(Stored items from a collection)
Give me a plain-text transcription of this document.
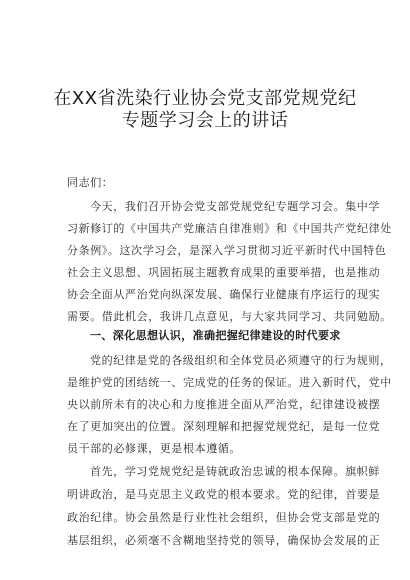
在XX省洗染行业协会党支部党规党纪
专题学习会上的讲话
同志们：
今天，我们召开协会党支部党规党纪专题学习会。集中学
习新修订的《中国共产党廉洁自律准则》和《中国共产党纪律处
分条例》。这次学习会，是深入学习贯彻习近平新时代中国特色
社会主义思想、巩固拓展主题教育成果的重要举措，也是推动
协会全面从严治党向纵深发展、确保行业健康有序运行的现实
需要。借此机会，我讲几点意见，与大家共同学习、共同勉励。
一、深化思想认识，准确把握纪律建设的时代要求
党的纪律是党的各级组织和全体党员必须遵守的行为规则，
是维护党的团结统一、完成党的任务的保证。进入新时代，党中
央以前所未有的决心和力度推进全面从严治党，纪律建设被摆
在了更加突出的位置。深刻理解和把握党规党纪，是每一位党
员干部的必修课，更是根本遵循。
首先，学习党规党纪是铸就政治忠诚的根本保障。旗帜鲜
明讲政治，是马克思主义政党的根本要求。党的纪律，首要是
政治纪律。协会虽然是行业性社会组织，但协会党支部是党的
基层组织，必须毫不含糊地坚持党的领导，确保协会发展的正
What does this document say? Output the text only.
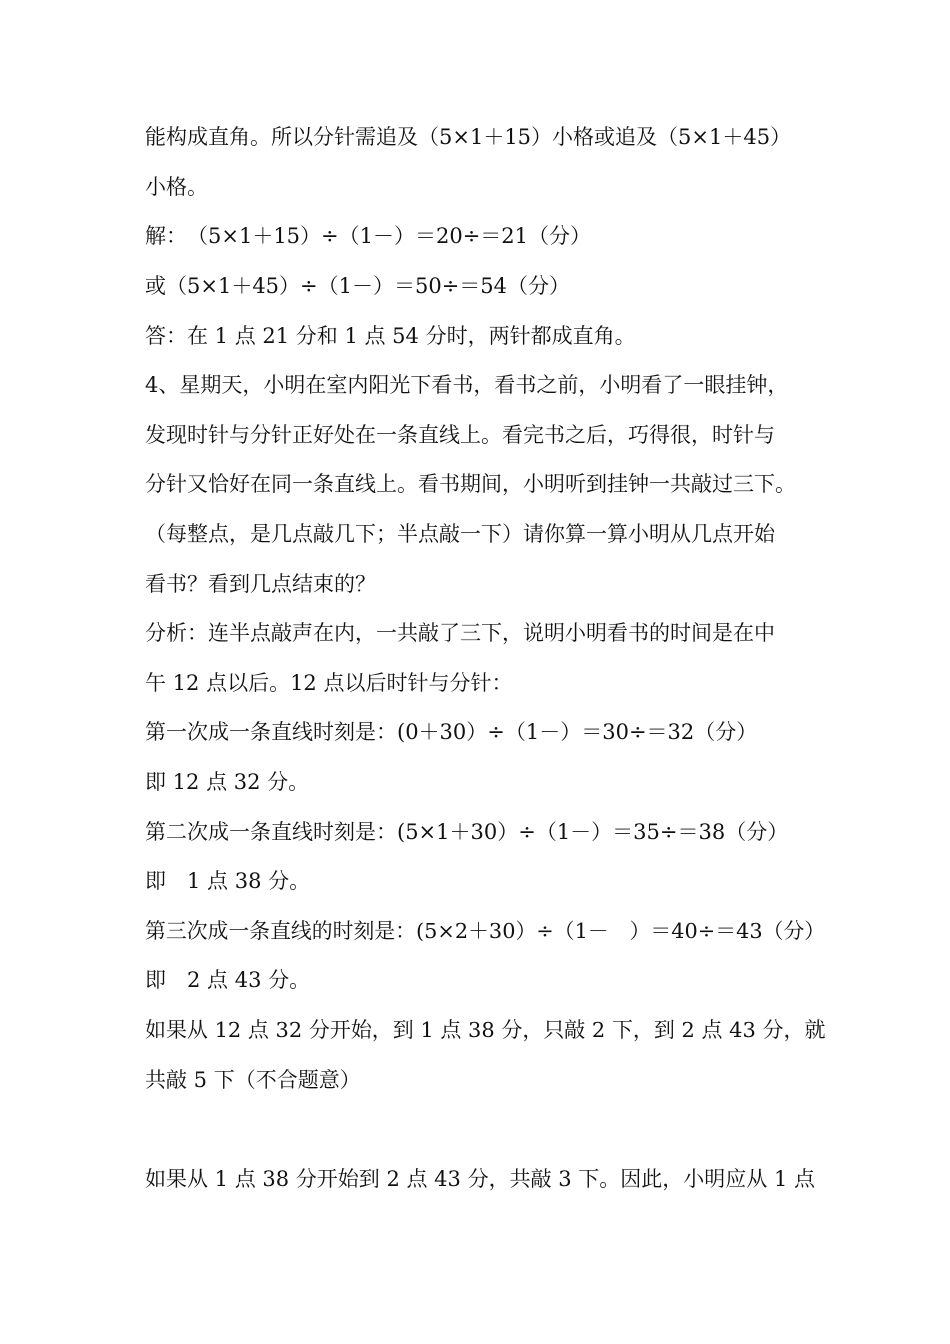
能构成直角。所以分针需追及（5×1＋15）小格或追及（5×1＋45）
小格。
解：　（5×1＋15）÷（1－）＝20÷＝21（分）
或（5×1＋45）÷（1－）＝50÷＝54（分）
答：在 1 点 21 分和 1 点 54 分时，两针都成直角。
4、星期天，小明在室内阳光下看书，看书之前，小明看了一眼挂钟，
发现时针与分针正好处在一条直线上。看完书之后，巧得很，时针与
分针又恰好在同一条直线上。看书期间，小明听到挂钟一共敲过三下。
（每整点，是几点敲几下；半点敲一下）请你算一算小明从几点开始
看书？看到几点结束的？
分析：连半点敲声在内，一共敲了三下，说明小明看书的时间是在中
午 12 点以后。12 点以后时针与分针：
第一次成一条直线时刻是：(0＋30）÷（1－）＝30÷＝32（分）
即 12 点 32 分。
第二次成一条直线时刻是：(5×1＋30）÷（1－）＝35÷＝38（分）
即　1 点 38 分。
第三次成一条直线的时刻是：(5×2＋30）÷（1－　）＝40÷＝43（分）
即　2 点 43 分。
如果从 12 点 32 分开始，到 1 点 38 分，只敲 2 下，到 2 点 43 分，就
共敲 5 下（不合题意）
如果从 1 点 38 分开始到 2 点 43 分，共敲 3 下。因此，小明应从 1 点
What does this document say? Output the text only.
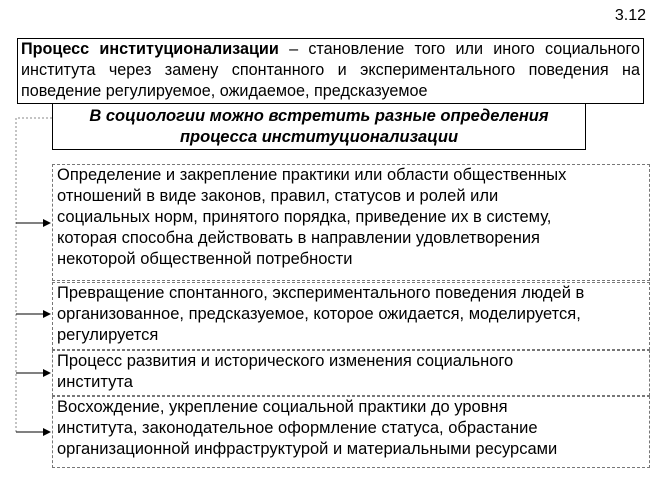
3.12
Процесс институционализации – становление того или иного социального института через замену спонтанного и экспериментального поведения на поведение регулируемое, ожидаемое, предсказуемое
В социологии можно встретить разные определения
процесса институционализации
Определение и закрепление практики или области общественных
отношений в виде законов, правил, статусов и ролей или
социальных норм, принятого порядка, приведение их в систему,
которая способна действовать в направлении удовлетворения
некоторой общественной потребности
Превращение спонтанного, экспериментального поведения людей в
организованное, предсказуемое, которое ожидается, моделируется,
регулируется
Процесс развития и исторического изменения социального
института
Восхождение, укрепление социальной практики до уровня
института, законодательное оформление статуса, обрастание
организационной инфраструктурой и материальными ресурсами
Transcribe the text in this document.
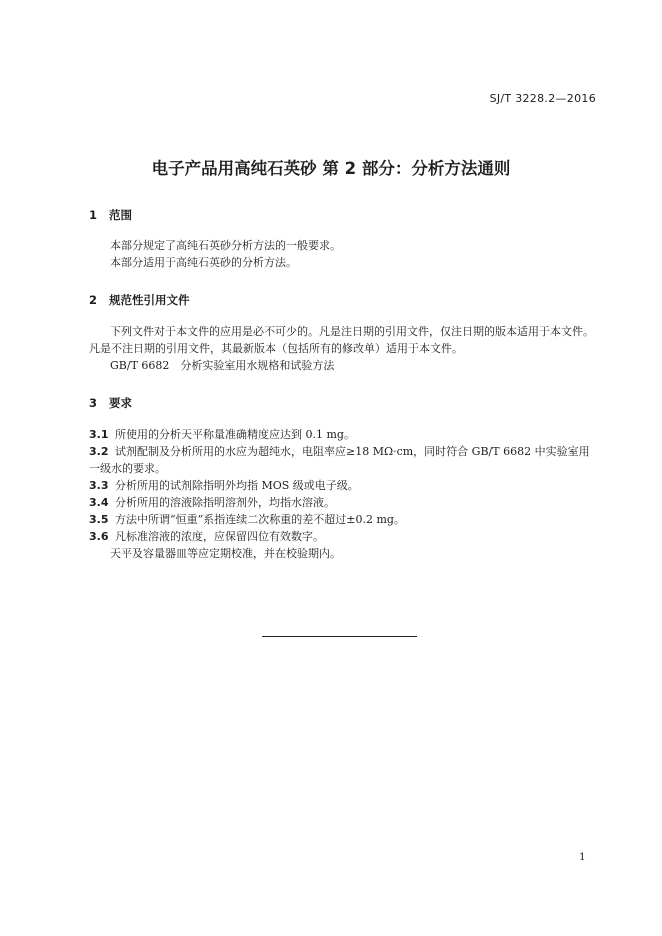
SJ/T 3228.2—2016
电子产品用高纯石英砂 第 2 部分：分析方法通则
1 范围

本部分规定了高纯石英砂分析方法的一般要求。

本部分适用于高纯石英砂的分析方法。

2 规范性引用文件

下列文件对于本文件的应用是必不可少的。凡是注日期的引用文件，仅注日期的版本适用于本文件。

凡是不注日期的引用文件，其最新版本（包括所有的修改单）适用于本文件。

GB/T 6682　分析实验室用水规格和试验方法

3 要求

3.1 所使用的分析天平称量准确精度应达到 0.1 mg。

3.2 试剂配制及分析所用的水应为超纯水，电阻率应≥18 MΩ·cm，同时符合 GB/T 6682 中实验室用

一级水的要求。

3.3 分析所用的试剂除指明外均指 MOS 级或电子级。

3.4 分析所用的溶液除指明溶剂外，均指水溶液。

3.5 方法中所谓“恒重”系指连续二次称重的差不超过±0.2 mg。

3.6 凡标准溶液的浓度，应保留四位有效数字。

天平及容量器皿等应定期校准，并在校验期内。

1
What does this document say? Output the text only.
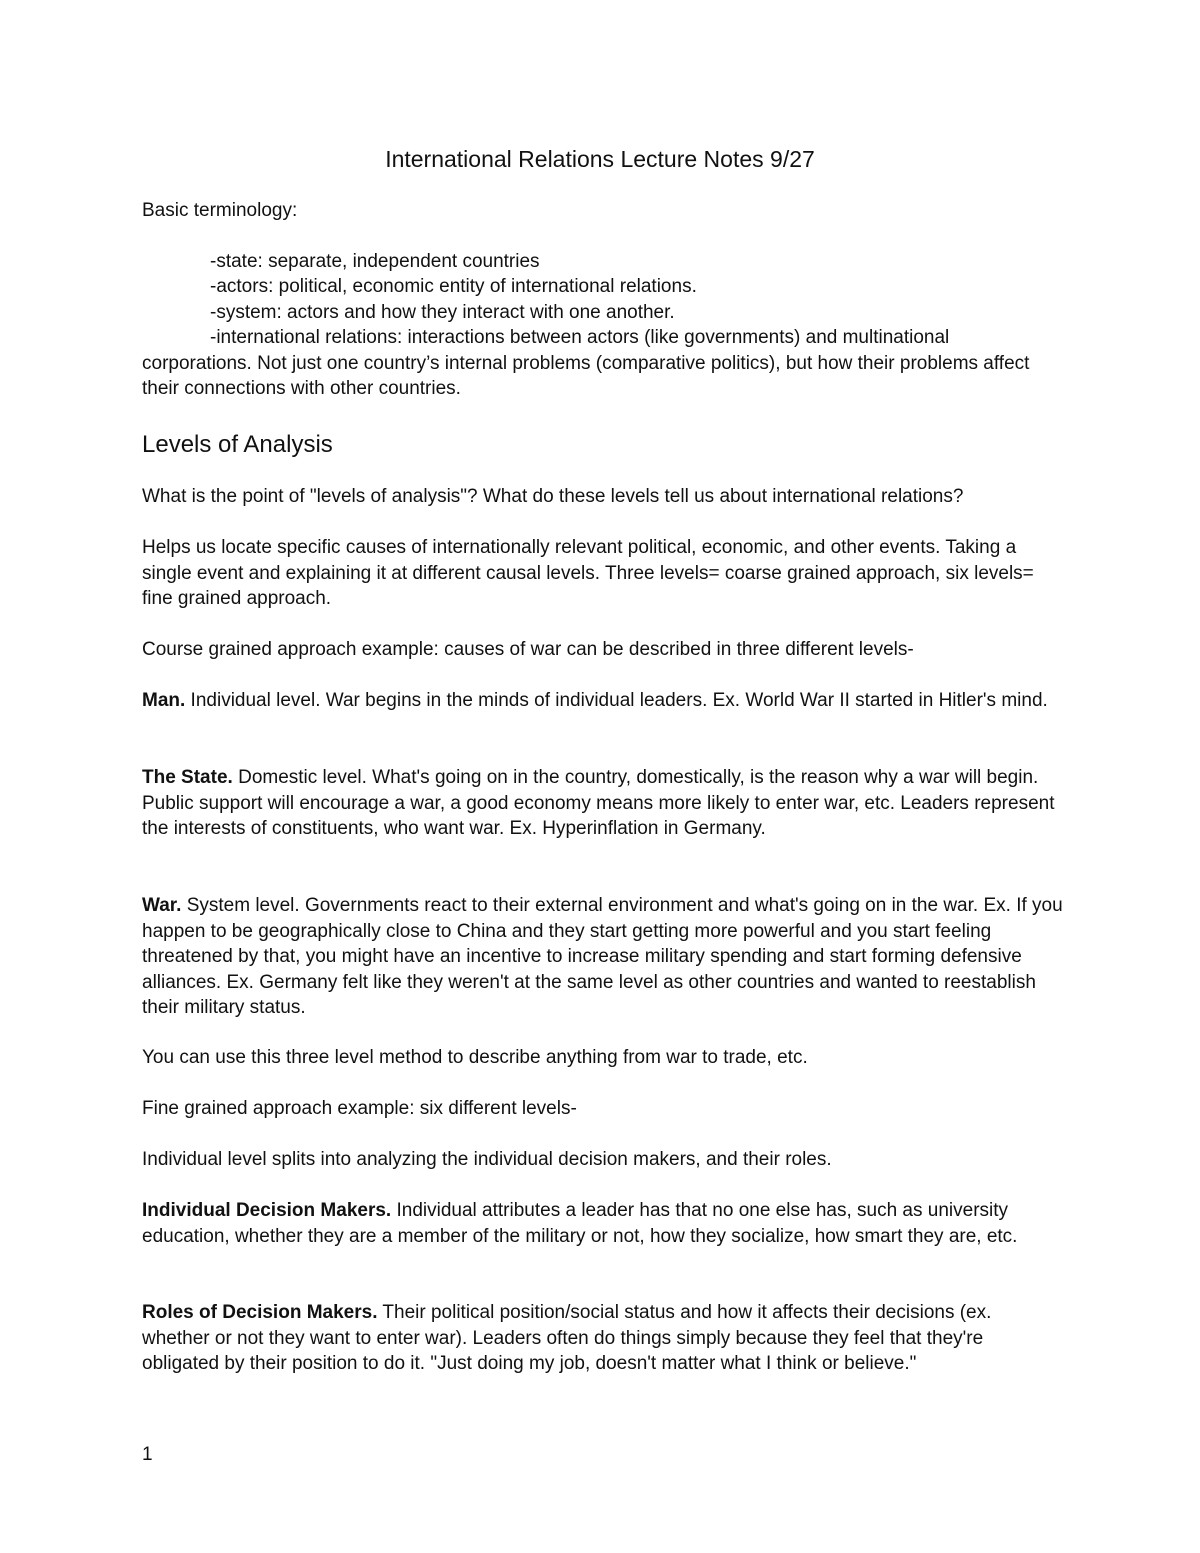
International Relations Lecture Notes 9/27

Basic terminology:

-state: separate, independent countries

-actors: political, economic entity of international relations.

-system: actors and how they interact with one another.

-international relations: interactions between actors (like governments) and multinational corporations. Not just one country’s internal problems (comparative politics), but how their problems affect their connections with other countries.

Levels of Analysis

What is the point of "levels of analysis"? What do these levels tell us about international relations?

Helps us locate specific causes of internationally relevant political, economic, and other events. Taking a single event and explaining it at different causal levels. Three levels= coarse grained approach, six levels= fine grained approach.

Course grained approach example: causes of war can be described in three different levels-

Man. Individual level. War begins in the minds of individual leaders. Ex. World War II started in Hitler's mind.

The State. Domestic level. What's going on in the country, domestically, is the reason why a war will begin. Public support will encourage a war, a good economy means more likely to enter war, etc. Leaders represent the interests of constituents, who want war. Ex. Hyperinflation in Germany.

War. System level. Governments react to their external environment and what's going on in the war. Ex. If you happen to be geographically close to China and they start getting more powerful and you start feeling threatened by that, you might have an incentive to increase military spending and start forming defensive alliances. Ex. Germany felt like they weren't at the same level as other countries and wanted to reestablish their military status.

You can use this three level method to describe anything from war to trade, etc.

Fine grained approach example: six different levels-

Individual level splits into analyzing the individual decision makers, and their roles.

Individual Decision Makers. Individual attributes a leader has that no one else has, such as university education, whether they are a member of the military or not, how they socialize, how smart they are, etc.

Roles of Decision Makers. Their political position/social status and how it affects their decisions (ex. whether or not they want to enter war). Leaders often do things simply because they feel that they're obligated by their position to do it. "Just doing my job, doesn't matter what I think or believe."

1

#### Stated task:
Without the pictures, repeat all the records word for word.

#### Output below:
Give me a plain-text transcription of this document.
在XX省洗染行业协会党支部党规党纪
专题学习会上的讲话
同志们：
今天，我们召开协会党支部党规党纪专题学习会。集中学
习新修订的《中国共产党廉洁自律准则》和《中国共产党纪律处
分条例》。这次学习会，是深入学习贯彻习近平新时代中国特色
社会主义思想、巩固拓展主题教育成果的重要举措，也是推动
协会全面从严治党向纵深发展、确保行业健康有序运行的现实
需要。借此机会，我讲几点意见，与大家共同学习、共同勉励。
一、深化思想认识，准确把握纪律建设的时代要求
党的纪律是党的各级组织和全体党员必须遵守的行为规则，
是维护党的团结统一、完成党的任务的保证。进入新时代，党中
央以前所未有的决心和力度推进全面从严治党，纪律建设被摆
在了更加突出的位置。深刻理解和把握党规党纪，是每一位党
员干部的必修课，更是根本遵循。
首先，学习党规党纪是铸就政治忠诚的根本保障。旗帜鲜
明讲政治，是马克思主义政党的根本要求。党的纪律，首要是
政治纪律。协会虽然是行业性社会组织，但协会党支部是党的
基层组织，必须毫不含糊地坚持党的领导，确保协会发展的正
What does this document say? Output the text only.
能构成直角。所以分针需追及（5×1＋15）小格或追及（5×1＋45）
小格。
解：　（5×1＋15）÷（1－）＝20÷＝21（分）
或（5×1＋45）÷（1－）＝50÷＝54（分）
答：在 1 点 21 分和 1 点 54 分时，两针都成直角。
4、星期天，小明在室内阳光下看书，看书之前，小明看了一眼挂钟，
发现时针与分针正好处在一条直线上。看完书之后，巧得很，时针与
分针又恰好在同一条直线上。看书期间，小明听到挂钟一共敲过三下。
（每整点，是几点敲几下；半点敲一下）请你算一算小明从几点开始
看书？看到几点结束的？
分析：连半点敲声在内，一共敲了三下，说明小明看书的时间是在中
午 12 点以后。12 点以后时针与分针：
第一次成一条直线时刻是：(0＋30）÷（1－）＝30÷＝32（分）
即 12 点 32 分。
第二次成一条直线时刻是：(5×1＋30）÷（1－）＝35÷＝38（分）
即　1 点 38 分。
第三次成一条直线的时刻是：(5×2＋30）÷（1－　）＝40÷＝43（分）
即　2 点 43 分。
如果从 12 点 32 分开始，到 1 点 38 分，只敲 2 下，到 2 点 43 分，就
共敲 5 下（不合题意）
如果从 1 点 38 分开始到 2 点 43 分，共敲 3 下。因此，小明应从 1 点
What does this document say? Output the text only.
3.12
Процесс институционализации – становление того или иного социального института через замену спонтанного и экспериментального поведения на поведение регулируемое, ожидаемое, предсказуемое
В социологии можно встретить разные определения
процесса институционализации
Определение и закрепление практики или области общественных
отношений в виде законов, правил, статусов и ролей или
социальных норм, принятого порядка, приведение их в систему,
которая способна действовать в направлении удовлетворения
некоторой общественной потребности
Превращение спонтанного, экспериментального поведения людей в
организованное, предсказуемое, которое ожидается, моделируется,
регулируется
Процесс развития и исторического изменения социального
института
Восхождение, укрепление социальной практики до уровня
института, законодательное оформление статуса, обрастание
организационной инфраструктурой и материальными ресурсами
Transcribe the text in this document.
SJ/T 3228.2—2016
电子产品用高纯石英砂 第 2 部分：分析方法通则
1 范围

本部分规定了高纯石英砂分析方法的一般要求。

本部分适用于高纯石英砂的分析方法。

2 规范性引用文件

下列文件对于本文件的应用是必不可少的。凡是注日期的引用文件，仅注日期的版本适用于本文件。

凡是不注日期的引用文件，其最新版本（包括所有的修改单）适用于本文件。

GB/T 6682　分析实验室用水规格和试验方法

3 要求

3.1 所使用的分析天平称量准确精度应达到 0.1 mg。

3.2 试剂配制及分析所用的水应为超纯水，电阻率应≥18 MΩ·cm，同时符合 GB/T 6682 中实验室用

一级水的要求。

3.3 分析所用的试剂除指明外均指 MOS 级或电子级。

3.4 分析所用的溶液除指明溶剂外，均指水溶液。

3.5 方法中所谓“恒重”系指连续二次称重的差不超过±0.2 mg。

3.6 凡标准溶液的浓度，应保留四位有效数字。

天平及容量器皿等应定期校准，并在校验期内。

1
What does this document say? Output the text only.
International Relations Lecture Notes 9/27

Basic terminology:

-state: separate, independent countries

-actors: political, economic entity of international relations.

-system: actors and how they interact with one another.

-international relations: interactions between actors (like governments) and multinational corporations. Not just one country’s internal problems (comparative politics), but how their problems affect their connections with other countries.

Levels of Analysis

What is the point of "levels of analysis"? What do these levels tell us about international relations?

Helps us locate specific causes of internationally relevant political, economic, and other events. Taking a single event and explaining it at different causal levels. Three levels= coarse grained approach, six levels= fine grained approach.

Course grained approach example: causes of war can be described in three different levels-

Man. Individual level. War begins in the minds of individual leaders. Ex. World War II started in Hitler's mind.

The State. Domestic level. What's going on in the country, domestically, is the reason why a war will begin. Public support will encourage a war, a good economy means more likely to enter war, etc. Leaders represent the interests of constituents, who want war. Ex. Hyperinflation in Germany.

War. System level. Governments react to their external environment and what's going on in the war. Ex. If you happen to be geographically close to China and they start getting more powerful and you start feeling threatened by that, you might have an incentive to increase military spending and start forming defensive alliances. Ex. Germany felt like they weren't at the same level as other countries and wanted to reestablish their military status.

You can use this three level method to describe anything from war to trade, etc.

Fine grained approach example: six different levels-

Individual level splits into analyzing the individual decision makers, and their roles.

Individual Decision Makers. Individual attributes a leader has that no one else has, such as university education, whether they are a member of the military or not, how they socialize, how smart they are, etc.

Roles of Decision Makers. Their political position/social status and how it affects their decisions (ex. whether or not they want to enter war). Leaders often do things simply because they feel that they're obligated by their position to do it. "Just doing my job, doesn't matter what I think or believe."

1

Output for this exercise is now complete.